** Begin STORED DATA **

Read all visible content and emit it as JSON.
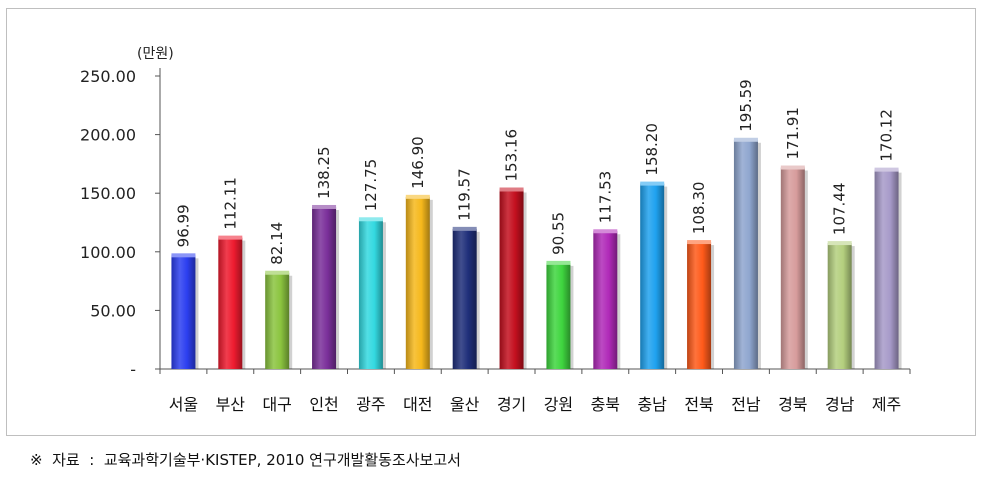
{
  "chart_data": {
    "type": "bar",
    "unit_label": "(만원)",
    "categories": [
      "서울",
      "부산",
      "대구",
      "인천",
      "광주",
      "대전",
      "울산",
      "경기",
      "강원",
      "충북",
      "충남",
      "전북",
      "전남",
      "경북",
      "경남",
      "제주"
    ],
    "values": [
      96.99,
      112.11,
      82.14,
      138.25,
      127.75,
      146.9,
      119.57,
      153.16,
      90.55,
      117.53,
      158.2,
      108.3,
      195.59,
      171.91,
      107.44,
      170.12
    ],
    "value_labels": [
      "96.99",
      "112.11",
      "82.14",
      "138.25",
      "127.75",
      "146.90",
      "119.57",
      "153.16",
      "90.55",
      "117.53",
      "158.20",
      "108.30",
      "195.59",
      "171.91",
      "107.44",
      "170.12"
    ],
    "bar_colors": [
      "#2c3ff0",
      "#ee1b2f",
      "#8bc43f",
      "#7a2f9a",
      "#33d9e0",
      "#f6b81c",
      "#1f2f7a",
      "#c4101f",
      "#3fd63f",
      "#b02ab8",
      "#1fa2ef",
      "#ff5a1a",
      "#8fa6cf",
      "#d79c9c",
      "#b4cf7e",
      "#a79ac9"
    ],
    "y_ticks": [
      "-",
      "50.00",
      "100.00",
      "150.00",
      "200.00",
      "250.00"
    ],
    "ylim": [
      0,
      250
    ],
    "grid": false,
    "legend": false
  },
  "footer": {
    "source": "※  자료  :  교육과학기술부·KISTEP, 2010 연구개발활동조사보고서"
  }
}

** End STORED DATA **

WHAT YOU NEED TO DO:
Pictures are excluded; copy all other data exactly as shown.

OUTPUT FOR THIS EXERCISE:
Read all visible content and emit it as JSON.
{
  "chart_data": {
    "type": "bar",
    "unit_label": "(만원)",
    "categories": [
      "서울",
      "부산",
      "대구",
      "인천",
      "광주",
      "대전",
      "울산",
      "경기",
      "강원",
      "충북",
      "충남",
      "전북",
      "전남",
      "경북",
      "경남",
      "제주"
    ],
    "values": [
      96.99,
      112.11,
      82.14,
      138.25,
      127.75,
      146.9,
      119.57,
      153.16,
      90.55,
      117.53,
      158.2,
      108.3,
      195.59,
      171.91,
      107.44,
      170.12
    ],
    "value_labels": [
      "96.99",
      "112.11",
      "82.14",
      "138.25",
      "127.75",
      "146.90",
      "119.57",
      "153.16",
      "90.55",
      "117.53",
      "158.20",
      "108.30",
      "195.59",
      "171.91",
      "107.44",
      "170.12"
    ],
    "bar_colors": [
      "#2c3ff0",
      "#ee1b2f",
      "#8bc43f",
      "#7a2f9a",
      "#33d9e0",
      "#f6b81c",
      "#1f2f7a",
      "#c4101f",
      "#3fd63f",
      "#b02ab8",
      "#1fa2ef",
      "#ff5a1a",
      "#8fa6cf",
      "#d79c9c",
      "#b4cf7e",
      "#a79ac9"
    ],
    "y_ticks": [
      "-",
      "50.00",
      "100.00",
      "150.00",
      "200.00",
      "250.00"
    ],
    "ylim": [
      0,
      250
    ],
    "grid": false,
    "legend": false
  },
  "footer": {
    "source": "※  자료  :  교육과학기술부·KISTEP, 2010 연구개발활동조사보고서"
  }
}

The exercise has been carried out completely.